Write out the whole listing again, exactly.
#### WORKING DATA
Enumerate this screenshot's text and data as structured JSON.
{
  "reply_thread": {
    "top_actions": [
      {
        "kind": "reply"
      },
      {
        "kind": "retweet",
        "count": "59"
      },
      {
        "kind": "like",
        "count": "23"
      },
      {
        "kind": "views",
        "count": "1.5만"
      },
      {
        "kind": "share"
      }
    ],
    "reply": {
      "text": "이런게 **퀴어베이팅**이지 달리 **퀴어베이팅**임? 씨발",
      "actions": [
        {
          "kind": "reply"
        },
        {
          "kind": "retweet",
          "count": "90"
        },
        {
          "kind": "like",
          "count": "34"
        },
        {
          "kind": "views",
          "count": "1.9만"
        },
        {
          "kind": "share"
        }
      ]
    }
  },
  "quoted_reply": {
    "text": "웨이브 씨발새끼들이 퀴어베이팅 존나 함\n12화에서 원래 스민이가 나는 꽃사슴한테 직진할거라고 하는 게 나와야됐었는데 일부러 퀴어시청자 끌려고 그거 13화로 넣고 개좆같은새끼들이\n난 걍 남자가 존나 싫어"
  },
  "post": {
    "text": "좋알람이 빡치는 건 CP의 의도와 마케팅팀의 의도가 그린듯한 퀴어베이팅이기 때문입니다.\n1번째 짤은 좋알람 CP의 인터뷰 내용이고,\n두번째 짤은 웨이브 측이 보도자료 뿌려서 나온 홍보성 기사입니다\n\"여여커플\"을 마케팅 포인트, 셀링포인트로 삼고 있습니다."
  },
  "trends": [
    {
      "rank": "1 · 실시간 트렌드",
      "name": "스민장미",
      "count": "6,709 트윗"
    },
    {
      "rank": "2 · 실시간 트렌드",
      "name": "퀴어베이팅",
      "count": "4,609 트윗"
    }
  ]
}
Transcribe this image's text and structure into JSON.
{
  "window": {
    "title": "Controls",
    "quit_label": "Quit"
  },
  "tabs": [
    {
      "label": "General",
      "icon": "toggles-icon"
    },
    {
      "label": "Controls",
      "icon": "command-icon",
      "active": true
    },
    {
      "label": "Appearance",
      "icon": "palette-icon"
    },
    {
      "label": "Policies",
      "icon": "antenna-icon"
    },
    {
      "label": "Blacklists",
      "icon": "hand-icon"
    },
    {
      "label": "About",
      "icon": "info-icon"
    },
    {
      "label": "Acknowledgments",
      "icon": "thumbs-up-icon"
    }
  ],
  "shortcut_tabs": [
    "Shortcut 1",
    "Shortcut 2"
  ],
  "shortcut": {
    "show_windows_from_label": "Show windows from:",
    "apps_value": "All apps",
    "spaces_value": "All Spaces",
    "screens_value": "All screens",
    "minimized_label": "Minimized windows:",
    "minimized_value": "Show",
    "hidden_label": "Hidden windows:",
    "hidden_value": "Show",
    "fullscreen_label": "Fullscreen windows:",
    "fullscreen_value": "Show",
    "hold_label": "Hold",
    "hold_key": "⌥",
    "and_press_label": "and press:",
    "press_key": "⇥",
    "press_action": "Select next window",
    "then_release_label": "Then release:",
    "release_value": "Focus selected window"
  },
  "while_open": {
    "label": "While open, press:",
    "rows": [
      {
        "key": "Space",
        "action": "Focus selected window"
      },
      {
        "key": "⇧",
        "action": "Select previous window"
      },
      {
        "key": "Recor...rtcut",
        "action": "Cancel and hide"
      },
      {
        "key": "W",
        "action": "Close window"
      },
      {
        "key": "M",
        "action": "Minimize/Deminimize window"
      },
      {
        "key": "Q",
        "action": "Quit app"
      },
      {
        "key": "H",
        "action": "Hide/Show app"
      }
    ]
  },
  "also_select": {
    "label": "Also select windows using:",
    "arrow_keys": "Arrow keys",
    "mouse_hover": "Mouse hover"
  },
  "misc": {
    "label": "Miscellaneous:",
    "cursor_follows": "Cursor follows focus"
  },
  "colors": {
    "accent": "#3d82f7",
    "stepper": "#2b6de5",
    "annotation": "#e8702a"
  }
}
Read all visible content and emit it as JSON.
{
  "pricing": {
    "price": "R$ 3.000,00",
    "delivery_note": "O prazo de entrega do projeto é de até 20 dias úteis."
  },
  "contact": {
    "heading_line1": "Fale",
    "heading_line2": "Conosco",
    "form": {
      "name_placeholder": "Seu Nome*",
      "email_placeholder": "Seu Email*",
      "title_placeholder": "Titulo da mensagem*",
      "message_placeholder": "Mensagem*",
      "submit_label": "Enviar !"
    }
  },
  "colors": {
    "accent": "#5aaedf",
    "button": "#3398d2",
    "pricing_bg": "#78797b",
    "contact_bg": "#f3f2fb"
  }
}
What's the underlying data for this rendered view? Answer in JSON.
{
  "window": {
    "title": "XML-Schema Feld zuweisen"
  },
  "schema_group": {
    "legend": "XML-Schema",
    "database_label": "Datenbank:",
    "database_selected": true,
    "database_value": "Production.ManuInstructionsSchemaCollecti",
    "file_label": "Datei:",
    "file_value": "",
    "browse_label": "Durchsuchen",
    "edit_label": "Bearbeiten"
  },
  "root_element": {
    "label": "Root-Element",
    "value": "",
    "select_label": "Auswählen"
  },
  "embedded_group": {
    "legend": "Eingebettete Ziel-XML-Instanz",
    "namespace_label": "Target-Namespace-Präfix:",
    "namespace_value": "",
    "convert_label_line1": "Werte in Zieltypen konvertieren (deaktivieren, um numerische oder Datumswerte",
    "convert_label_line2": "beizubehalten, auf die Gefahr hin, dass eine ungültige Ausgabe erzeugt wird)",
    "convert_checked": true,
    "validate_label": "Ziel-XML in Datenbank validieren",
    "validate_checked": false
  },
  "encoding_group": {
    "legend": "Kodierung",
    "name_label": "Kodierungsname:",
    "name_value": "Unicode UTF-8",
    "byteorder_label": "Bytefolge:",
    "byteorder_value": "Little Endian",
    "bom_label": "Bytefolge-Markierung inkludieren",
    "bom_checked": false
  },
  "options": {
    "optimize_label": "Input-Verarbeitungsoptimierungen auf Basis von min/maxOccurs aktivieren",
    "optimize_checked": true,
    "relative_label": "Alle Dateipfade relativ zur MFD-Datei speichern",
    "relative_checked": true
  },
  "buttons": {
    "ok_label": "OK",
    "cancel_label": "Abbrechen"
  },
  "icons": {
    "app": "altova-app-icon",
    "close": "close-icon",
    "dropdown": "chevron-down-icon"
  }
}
########
> _RESULT OF THIS EXERCISE_:
Enumerate this screenshot's text and data as structured JSON.
{
  "reply_thread": {
    "top_actions": [
      {
        "kind": "reply"
      },
      {
        "kind": "retweet",
        "count": "59"
      },
      {
        "kind": "like",
        "count": "23"
      },
      {
        "kind": "views",
        "count": "1.5만"
      },
      {
        "kind": "share"
      }
    ],
    "reply": {
      "text": "이런게 **퀴어베이팅**이지 달리 **퀴어베이팅**임? 씨발",
      "actions": [
        {
          "kind": "reply"
        },
        {
          "kind": "retweet",
          "count": "90"
        },
        {
          "kind": "like",
          "count": "34"
        },
        {
          "kind": "views",
          "count": "1.9만"
        },
        {
          "kind": "share"
        }
      ]
    }
  },
  "quoted_reply": {
    "text": "웨이브 씨발새끼들이 퀴어베이팅 존나 함\n12화에서 원래 스민이가 나는 꽃사슴한테 직진할거라고 하는 게 나와야됐었는데 일부러 퀴어시청자 끌려고 그거 13화로 넣고 개좆같은새끼들이\n난 걍 남자가 존나 싫어"
  },
  "post": {
    "text": "좋알람이 빡치는 건 CP의 의도와 마케팅팀의 의도가 그린듯한 퀴어베이팅이기 때문입니다.\n1번째 짤은 좋알람 CP의 인터뷰 내용이고,\n두번째 짤은 웨이브 측이 보도자료 뿌려서 나온 홍보성 기사입니다\n\"여여커플\"을 마케팅 포인트, 셀링포인트로 삼고 있습니다."
  },
  "trends": [
    {
      "rank": "1 · 실시간 트렌드",
      "name": "스민장미",
      "count": "6,709 트윗"
    },
    {
      "rank": "2 · 실시간 트렌드",
      "name": "퀴어베이팅",
      "count": "4,609 트윗"
    }
  ]
}
Transcribe this image's text and structure into JSON.
{
  "window": {
    "title": "Controls",
    "quit_label": "Quit"
  },
  "tabs": [
    {
      "label": "General",
      "icon": "toggles-icon"
    },
    {
      "label": "Controls",
      "icon": "command-icon",
      "active": true
    },
    {
      "label": "Appearance",
      "icon": "palette-icon"
    },
    {
      "label": "Policies",
      "icon": "antenna-icon"
    },
    {
      "label": "Blacklists",
      "icon": "hand-icon"
    },
    {
      "label": "About",
      "icon": "info-icon"
    },
    {
      "label": "Acknowledgments",
      "icon": "thumbs-up-icon"
    }
  ],
  "shortcut_tabs": [
    "Shortcut 1",
    "Shortcut 2"
  ],
  "shortcut": {
    "show_windows_from_label": "Show windows from:",
    "apps_value": "All apps",
    "spaces_value": "All Spaces",
    "screens_value": "All screens",
    "minimized_label": "Minimized windows:",
    "minimized_value": "Show",
    "hidden_label": "Hidden windows:",
    "hidden_value": "Show",
    "fullscreen_label": "Fullscreen windows:",
    "fullscreen_value": "Show",
    "hold_label": "Hold",
    "hold_key": "⌥",
    "and_press_label": "and press:",
    "press_key": "⇥",
    "press_action": "Select next window",
    "then_release_label": "Then release:",
    "release_value": "Focus selected window"
  },
  "while_open": {
    "label": "While open, press:",
    "rows": [
      {
        "key": "Space",
        "action": "Focus selected window"
      },
      {
        "key": "⇧",
        "action": "Select previous window"
      },
      {
        "key": "Recor...rtcut",
        "action": "Cancel and hide"
      },
      {
        "key": "W",
        "action": "Close window"
      },
      {
        "key": "M",
        "action": "Minimize/Deminimize window"
      },
      {
        "key": "Q",
        "action": "Quit app"
      },
      {
        "key": "H",
        "action": "Hide/Show app"
      }
    ]
  },
  "also_select": {
    "label": "Also select windows using:",
    "arrow_keys": "Arrow keys",
    "mouse_hover": "Mouse hover"
  },
  "misc": {
    "label": "Miscellaneous:",
    "cursor_follows": "Cursor follows focus"
  },
  "colors": {
    "accent": "#3d82f7",
    "stepper": "#2b6de5",
    "annotation": "#e8702a"
  }
}
Read all visible content and emit it as JSON.
{
  "pricing": {
    "price": "R$ 3.000,00",
    "delivery_note": "O prazo de entrega do projeto é de até 20 dias úteis."
  },
  "contact": {
    "heading_line1": "Fale",
    "heading_line2": "Conosco",
    "form": {
      "name_placeholder": "Seu Nome*",
      "email_placeholder": "Seu Email*",
      "title_placeholder": "Titulo da mensagem*",
      "message_placeholder": "Mensagem*",
      "submit_label": "Enviar !"
    }
  },
  "colors": {
    "accent": "#5aaedf",
    "button": "#3398d2",
    "pricing_bg": "#78797b",
    "contact_bg": "#f3f2fb"
  }
}
What's the underlying data for this rendered view? Answer in JSON.
{
  "window": {
    "title": "XML-Schema Feld zuweisen"
  },
  "schema_group": {
    "legend": "XML-Schema",
    "database_label": "Datenbank:",
    "database_selected": true,
    "database_value": "Production.ManuInstructionsSchemaCollecti",
    "file_label": "Datei:",
    "file_value": "",
    "browse_label": "Durchsuchen",
    "edit_label": "Bearbeiten"
  },
  "root_element": {
    "label": "Root-Element",
    "value": "",
    "select_label": "Auswählen"
  },
  "embedded_group": {
    "legend": "Eingebettete Ziel-XML-Instanz",
    "namespace_label": "Target-Namespace-Präfix:",
    "namespace_value": "",
    "convert_label_line1": "Werte in Zieltypen konvertieren (deaktivieren, um numerische oder Datumswerte",
    "convert_label_line2": "beizubehalten, auf die Gefahr hin, dass eine ungültige Ausgabe erzeugt wird)",
    "convert_checked": true,
    "validate_label": "Ziel-XML in Datenbank validieren",
    "validate_checked": false
  },
  "encoding_group": {
    "legend": "Kodierung",
    "name_label": "Kodierungsname:",
    "name_value": "Unicode UTF-8",
    "byteorder_label": "Bytefolge:",
    "byteorder_value": "Little Endian",
    "bom_label": "Bytefolge-Markierung inkludieren",
    "bom_checked": false
  },
  "options": {
    "optimize_label": "Input-Verarbeitungsoptimierungen auf Basis von min/maxOccurs aktivieren",
    "optimize_checked": true,
    "relative_label": "Alle Dateipfade relativ zur MFD-Datei speichern",
    "relative_checked": true
  },
  "buttons": {
    "ok_label": "OK",
    "cancel_label": "Abbrechen"
  },
  "icons": {
    "app": "altova-app-icon",
    "close": "close-icon",
    "dropdown": "chevron-down-icon"
  }
}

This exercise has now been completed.